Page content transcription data
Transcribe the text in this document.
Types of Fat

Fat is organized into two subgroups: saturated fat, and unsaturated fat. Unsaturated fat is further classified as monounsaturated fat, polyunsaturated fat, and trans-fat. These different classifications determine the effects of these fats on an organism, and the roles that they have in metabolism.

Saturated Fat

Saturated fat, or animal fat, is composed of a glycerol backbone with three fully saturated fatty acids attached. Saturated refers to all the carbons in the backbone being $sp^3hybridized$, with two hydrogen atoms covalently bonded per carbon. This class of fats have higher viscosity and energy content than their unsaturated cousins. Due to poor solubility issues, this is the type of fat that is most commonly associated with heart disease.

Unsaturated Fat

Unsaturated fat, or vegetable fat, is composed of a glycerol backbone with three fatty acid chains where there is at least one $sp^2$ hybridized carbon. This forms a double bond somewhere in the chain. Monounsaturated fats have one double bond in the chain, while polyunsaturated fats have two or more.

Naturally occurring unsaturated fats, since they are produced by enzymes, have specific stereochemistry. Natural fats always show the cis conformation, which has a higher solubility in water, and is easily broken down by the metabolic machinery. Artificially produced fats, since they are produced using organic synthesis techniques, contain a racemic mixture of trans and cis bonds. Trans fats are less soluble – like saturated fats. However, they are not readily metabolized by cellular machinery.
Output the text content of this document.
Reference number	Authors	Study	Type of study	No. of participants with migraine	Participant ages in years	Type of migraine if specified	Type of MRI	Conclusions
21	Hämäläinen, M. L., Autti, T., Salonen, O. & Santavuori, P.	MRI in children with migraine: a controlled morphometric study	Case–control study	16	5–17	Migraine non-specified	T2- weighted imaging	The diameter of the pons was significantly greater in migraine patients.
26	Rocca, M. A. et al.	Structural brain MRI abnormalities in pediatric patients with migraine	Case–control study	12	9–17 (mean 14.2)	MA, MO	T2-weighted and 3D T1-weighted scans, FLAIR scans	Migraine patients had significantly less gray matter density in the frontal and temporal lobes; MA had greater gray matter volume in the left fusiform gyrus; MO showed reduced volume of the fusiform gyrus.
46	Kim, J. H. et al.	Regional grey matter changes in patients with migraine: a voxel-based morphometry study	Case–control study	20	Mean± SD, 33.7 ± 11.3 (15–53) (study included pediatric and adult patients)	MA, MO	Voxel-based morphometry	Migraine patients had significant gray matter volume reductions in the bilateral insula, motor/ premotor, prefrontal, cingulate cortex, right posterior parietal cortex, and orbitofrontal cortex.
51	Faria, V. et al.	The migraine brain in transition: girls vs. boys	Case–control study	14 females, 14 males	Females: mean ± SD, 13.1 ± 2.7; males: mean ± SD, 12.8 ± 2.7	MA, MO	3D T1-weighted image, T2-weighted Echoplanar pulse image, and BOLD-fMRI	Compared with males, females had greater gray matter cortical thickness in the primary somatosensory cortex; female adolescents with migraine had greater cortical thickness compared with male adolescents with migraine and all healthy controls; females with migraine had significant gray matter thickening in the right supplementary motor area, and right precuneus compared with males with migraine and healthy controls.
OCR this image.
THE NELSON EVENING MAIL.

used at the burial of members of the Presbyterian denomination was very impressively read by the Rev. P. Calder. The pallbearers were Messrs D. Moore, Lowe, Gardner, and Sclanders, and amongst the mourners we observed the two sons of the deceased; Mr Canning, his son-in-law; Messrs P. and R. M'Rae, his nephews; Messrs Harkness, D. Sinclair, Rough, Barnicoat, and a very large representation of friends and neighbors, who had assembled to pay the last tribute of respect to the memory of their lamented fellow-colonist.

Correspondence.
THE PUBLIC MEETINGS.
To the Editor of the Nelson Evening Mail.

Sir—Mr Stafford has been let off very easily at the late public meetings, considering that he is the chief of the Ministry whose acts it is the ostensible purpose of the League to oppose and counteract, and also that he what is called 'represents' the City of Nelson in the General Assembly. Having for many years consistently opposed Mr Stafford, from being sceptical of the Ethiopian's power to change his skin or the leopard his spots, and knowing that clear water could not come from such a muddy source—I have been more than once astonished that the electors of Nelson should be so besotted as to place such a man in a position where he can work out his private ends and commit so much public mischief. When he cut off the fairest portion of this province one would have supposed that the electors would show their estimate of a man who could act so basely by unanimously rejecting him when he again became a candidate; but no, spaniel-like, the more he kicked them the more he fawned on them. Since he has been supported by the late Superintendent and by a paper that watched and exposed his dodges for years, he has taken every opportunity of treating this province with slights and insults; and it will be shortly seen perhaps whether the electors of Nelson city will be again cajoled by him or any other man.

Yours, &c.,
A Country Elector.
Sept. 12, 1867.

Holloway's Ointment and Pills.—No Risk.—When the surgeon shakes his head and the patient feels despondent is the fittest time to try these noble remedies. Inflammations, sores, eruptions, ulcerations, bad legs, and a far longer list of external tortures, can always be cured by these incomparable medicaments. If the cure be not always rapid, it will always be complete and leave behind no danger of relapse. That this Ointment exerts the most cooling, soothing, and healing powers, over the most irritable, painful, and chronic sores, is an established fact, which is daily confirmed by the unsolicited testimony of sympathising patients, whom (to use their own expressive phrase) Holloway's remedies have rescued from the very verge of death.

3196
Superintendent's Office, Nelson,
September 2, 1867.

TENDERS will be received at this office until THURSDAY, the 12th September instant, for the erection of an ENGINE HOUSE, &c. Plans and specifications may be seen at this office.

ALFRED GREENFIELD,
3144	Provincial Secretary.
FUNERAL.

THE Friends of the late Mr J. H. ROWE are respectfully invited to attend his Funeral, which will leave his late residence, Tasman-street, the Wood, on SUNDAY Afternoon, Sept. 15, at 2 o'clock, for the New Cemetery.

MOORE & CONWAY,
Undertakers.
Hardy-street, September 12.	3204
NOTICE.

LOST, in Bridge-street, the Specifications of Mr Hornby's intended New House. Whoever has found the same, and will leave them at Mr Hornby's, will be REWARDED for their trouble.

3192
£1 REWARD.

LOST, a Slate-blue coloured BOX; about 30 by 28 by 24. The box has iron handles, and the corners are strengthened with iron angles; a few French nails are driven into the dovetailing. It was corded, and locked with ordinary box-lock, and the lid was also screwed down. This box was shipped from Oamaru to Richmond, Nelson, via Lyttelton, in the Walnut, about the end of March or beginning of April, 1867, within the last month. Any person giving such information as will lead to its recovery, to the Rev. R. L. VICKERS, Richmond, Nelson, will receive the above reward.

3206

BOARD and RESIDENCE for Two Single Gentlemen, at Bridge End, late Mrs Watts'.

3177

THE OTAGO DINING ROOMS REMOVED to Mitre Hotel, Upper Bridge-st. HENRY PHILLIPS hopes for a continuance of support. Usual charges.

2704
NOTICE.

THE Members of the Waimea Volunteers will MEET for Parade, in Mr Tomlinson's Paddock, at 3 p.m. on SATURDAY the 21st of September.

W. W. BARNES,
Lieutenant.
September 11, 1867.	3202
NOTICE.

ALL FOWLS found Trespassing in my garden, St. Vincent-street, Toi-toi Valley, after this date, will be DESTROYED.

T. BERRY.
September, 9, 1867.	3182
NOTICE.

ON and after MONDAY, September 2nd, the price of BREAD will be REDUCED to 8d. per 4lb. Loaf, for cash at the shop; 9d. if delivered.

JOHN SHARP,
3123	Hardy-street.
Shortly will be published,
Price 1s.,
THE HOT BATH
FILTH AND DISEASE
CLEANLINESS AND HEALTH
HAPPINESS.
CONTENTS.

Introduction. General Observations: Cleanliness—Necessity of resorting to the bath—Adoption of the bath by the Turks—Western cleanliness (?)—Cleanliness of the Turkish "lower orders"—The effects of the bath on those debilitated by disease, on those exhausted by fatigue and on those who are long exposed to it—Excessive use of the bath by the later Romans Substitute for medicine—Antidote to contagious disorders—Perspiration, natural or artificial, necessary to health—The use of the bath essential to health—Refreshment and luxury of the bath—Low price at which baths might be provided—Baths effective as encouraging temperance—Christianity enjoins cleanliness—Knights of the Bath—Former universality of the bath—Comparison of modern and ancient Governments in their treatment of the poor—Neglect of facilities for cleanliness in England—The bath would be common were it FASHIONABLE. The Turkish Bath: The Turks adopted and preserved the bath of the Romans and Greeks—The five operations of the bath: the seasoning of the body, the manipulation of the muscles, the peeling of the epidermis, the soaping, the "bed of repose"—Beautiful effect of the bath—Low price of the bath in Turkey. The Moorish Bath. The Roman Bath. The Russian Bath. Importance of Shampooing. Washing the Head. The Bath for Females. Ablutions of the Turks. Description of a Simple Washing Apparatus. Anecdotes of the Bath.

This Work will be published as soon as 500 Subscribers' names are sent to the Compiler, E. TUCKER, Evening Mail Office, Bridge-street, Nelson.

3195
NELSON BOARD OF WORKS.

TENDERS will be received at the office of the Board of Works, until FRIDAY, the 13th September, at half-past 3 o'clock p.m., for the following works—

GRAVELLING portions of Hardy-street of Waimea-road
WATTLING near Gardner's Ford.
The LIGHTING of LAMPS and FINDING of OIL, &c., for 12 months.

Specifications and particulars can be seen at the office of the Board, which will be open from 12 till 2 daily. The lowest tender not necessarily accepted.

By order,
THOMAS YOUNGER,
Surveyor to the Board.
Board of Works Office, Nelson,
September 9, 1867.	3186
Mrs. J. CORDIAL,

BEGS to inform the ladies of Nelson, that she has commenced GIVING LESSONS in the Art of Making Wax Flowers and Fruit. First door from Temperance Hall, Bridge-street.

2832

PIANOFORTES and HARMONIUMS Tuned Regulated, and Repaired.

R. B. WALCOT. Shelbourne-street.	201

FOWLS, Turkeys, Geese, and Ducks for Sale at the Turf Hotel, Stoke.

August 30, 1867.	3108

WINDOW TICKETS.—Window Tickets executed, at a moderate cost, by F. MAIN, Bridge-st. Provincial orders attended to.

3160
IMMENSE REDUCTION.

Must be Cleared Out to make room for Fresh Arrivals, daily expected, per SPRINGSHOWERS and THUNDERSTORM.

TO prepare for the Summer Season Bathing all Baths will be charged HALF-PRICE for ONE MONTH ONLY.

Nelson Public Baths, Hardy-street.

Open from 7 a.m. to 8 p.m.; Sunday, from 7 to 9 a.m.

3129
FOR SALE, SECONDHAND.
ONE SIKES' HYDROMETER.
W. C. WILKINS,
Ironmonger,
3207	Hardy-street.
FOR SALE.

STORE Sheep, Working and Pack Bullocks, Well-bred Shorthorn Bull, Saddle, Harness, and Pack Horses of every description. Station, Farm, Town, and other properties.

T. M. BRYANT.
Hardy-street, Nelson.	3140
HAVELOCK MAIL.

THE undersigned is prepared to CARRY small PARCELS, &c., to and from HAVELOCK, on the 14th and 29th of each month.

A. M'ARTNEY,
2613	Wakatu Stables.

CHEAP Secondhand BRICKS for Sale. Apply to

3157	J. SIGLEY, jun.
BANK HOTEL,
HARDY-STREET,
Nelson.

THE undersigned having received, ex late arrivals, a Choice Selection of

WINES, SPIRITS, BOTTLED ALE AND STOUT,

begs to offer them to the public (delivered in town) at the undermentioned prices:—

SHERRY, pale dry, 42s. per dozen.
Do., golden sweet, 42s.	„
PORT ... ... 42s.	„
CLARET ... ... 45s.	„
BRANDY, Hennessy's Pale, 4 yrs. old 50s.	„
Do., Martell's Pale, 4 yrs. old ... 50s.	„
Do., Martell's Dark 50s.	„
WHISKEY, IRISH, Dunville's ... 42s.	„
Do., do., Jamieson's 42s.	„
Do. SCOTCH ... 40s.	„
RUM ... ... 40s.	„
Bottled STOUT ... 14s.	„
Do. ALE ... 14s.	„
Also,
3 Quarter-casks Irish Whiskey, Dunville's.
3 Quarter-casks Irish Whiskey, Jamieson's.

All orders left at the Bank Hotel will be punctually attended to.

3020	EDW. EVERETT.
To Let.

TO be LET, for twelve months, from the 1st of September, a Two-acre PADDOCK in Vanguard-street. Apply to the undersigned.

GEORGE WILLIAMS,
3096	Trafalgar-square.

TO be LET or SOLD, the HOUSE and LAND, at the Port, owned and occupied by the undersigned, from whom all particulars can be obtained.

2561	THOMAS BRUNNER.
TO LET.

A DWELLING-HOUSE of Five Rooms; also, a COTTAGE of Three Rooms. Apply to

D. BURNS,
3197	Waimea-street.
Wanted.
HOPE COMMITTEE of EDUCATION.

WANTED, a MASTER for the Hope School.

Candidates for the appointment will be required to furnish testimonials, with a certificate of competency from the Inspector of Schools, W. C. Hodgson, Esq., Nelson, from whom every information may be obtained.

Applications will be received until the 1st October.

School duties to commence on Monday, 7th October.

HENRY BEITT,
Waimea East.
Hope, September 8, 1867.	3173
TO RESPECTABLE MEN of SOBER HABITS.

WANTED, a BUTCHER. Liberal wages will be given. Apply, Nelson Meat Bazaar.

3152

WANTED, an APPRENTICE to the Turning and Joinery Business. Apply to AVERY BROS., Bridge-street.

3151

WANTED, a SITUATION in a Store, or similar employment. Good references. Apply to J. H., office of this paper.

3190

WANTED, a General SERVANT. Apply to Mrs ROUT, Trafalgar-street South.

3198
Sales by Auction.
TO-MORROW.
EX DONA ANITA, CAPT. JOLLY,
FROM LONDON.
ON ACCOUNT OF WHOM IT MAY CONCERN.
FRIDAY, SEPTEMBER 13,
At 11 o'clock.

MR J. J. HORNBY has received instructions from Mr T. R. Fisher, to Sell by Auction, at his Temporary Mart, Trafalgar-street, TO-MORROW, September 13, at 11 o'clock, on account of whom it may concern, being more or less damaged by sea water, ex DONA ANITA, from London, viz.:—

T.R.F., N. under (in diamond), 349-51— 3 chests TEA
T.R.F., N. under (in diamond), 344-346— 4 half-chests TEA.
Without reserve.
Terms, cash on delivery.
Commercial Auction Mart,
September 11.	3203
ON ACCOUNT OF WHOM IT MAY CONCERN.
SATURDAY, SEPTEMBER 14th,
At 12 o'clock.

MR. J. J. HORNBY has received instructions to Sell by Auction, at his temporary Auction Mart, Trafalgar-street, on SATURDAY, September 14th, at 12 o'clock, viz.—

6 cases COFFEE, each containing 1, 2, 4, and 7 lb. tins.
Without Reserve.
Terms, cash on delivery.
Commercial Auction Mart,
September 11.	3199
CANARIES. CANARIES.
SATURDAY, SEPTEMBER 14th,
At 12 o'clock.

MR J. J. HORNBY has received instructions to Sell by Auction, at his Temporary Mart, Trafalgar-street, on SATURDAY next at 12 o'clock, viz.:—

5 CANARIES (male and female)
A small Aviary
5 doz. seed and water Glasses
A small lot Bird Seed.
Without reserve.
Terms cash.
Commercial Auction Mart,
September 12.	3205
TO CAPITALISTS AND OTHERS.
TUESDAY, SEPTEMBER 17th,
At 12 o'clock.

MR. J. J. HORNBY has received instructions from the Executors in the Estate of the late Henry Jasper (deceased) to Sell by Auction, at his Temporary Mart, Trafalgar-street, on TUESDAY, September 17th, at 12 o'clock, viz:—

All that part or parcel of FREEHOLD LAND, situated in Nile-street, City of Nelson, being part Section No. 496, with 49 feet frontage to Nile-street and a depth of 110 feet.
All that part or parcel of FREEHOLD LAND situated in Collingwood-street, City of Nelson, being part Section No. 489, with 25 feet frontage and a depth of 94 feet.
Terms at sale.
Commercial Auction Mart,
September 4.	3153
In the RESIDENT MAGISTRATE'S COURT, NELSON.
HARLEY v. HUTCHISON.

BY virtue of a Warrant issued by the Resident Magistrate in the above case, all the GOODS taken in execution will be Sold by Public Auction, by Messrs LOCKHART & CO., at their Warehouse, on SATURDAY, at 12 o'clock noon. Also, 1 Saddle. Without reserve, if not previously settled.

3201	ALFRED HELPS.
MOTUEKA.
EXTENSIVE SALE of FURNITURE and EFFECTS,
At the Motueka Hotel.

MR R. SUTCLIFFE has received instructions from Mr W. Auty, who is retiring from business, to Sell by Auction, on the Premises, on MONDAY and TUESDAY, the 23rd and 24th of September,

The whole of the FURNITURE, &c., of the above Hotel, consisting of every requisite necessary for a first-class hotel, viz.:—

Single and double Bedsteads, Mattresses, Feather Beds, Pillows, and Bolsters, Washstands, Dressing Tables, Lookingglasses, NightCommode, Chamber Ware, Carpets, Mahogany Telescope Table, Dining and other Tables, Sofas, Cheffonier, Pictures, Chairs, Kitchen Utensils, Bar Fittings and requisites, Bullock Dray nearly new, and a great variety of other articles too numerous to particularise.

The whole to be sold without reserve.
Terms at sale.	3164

ASSIGNMENT: Among the entries above, find every line holding "CANARIES" and copy it.

EXERCISE SOLUTION:
CANARIES. CANARIES.
5 CANARIES (male and female)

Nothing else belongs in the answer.